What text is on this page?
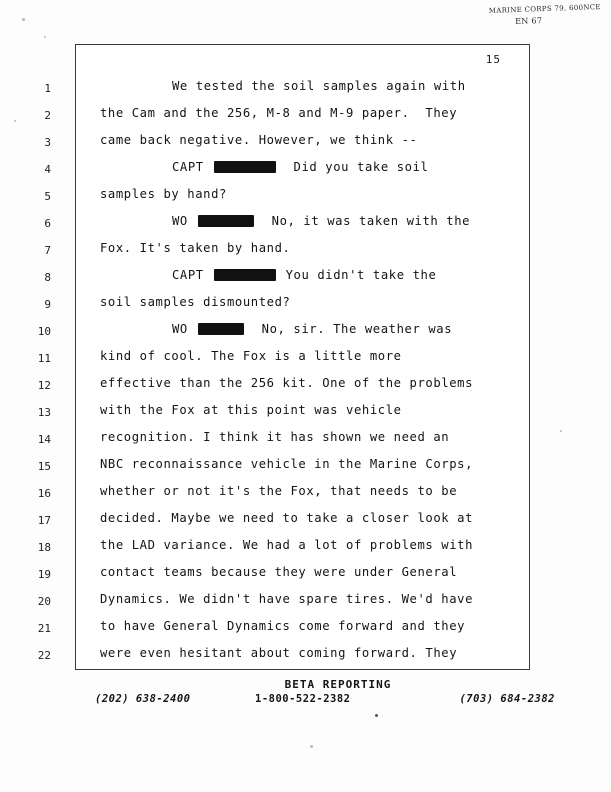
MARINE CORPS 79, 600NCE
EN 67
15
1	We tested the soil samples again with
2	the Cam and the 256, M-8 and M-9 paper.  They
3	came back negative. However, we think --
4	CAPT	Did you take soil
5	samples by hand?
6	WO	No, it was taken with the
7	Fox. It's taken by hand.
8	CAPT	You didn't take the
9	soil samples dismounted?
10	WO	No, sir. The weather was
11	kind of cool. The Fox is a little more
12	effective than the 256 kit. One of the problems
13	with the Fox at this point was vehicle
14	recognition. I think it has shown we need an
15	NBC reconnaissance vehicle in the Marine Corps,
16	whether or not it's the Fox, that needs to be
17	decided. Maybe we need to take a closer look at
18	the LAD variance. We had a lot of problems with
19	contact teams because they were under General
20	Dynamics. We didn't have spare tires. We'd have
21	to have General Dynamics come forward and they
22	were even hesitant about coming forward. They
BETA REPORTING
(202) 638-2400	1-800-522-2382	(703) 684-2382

= = = = =

Your task: Output a faithful copy of the data, with each picture left out.

Final result:
What text is on this page?
MARINE CORPS 79, 600NCE
EN 67
15
1	We tested the soil samples again with
2	the Cam and the 256, M-8 and M-9 paper.  They
3	came back negative. However, we think --
4	CAPT	Did you take soil
5	samples by hand?
6	WO	No, it was taken with the
7	Fox. It's taken by hand.
8	CAPT	You didn't take the
9	soil samples dismounted?
10	WO	No, sir. The weather was
11	kind of cool. The Fox is a little more
12	effective than the 256 kit. One of the problems
13	with the Fox at this point was vehicle
14	recognition. I think it has shown we need an
15	NBC reconnaissance vehicle in the Marine Corps,
16	whether or not it's the Fox, that needs to be
17	decided. Maybe we need to take a closer look at
18	the LAD variance. We had a lot of problems with
19	contact teams because they were under General
20	Dynamics. We didn't have spare tires. We'd have
21	to have General Dynamics come forward and they
22	were even hesitant about coming forward. They
BETA REPORTING
(202) 638-2400	1-800-522-2382	(703) 684-2382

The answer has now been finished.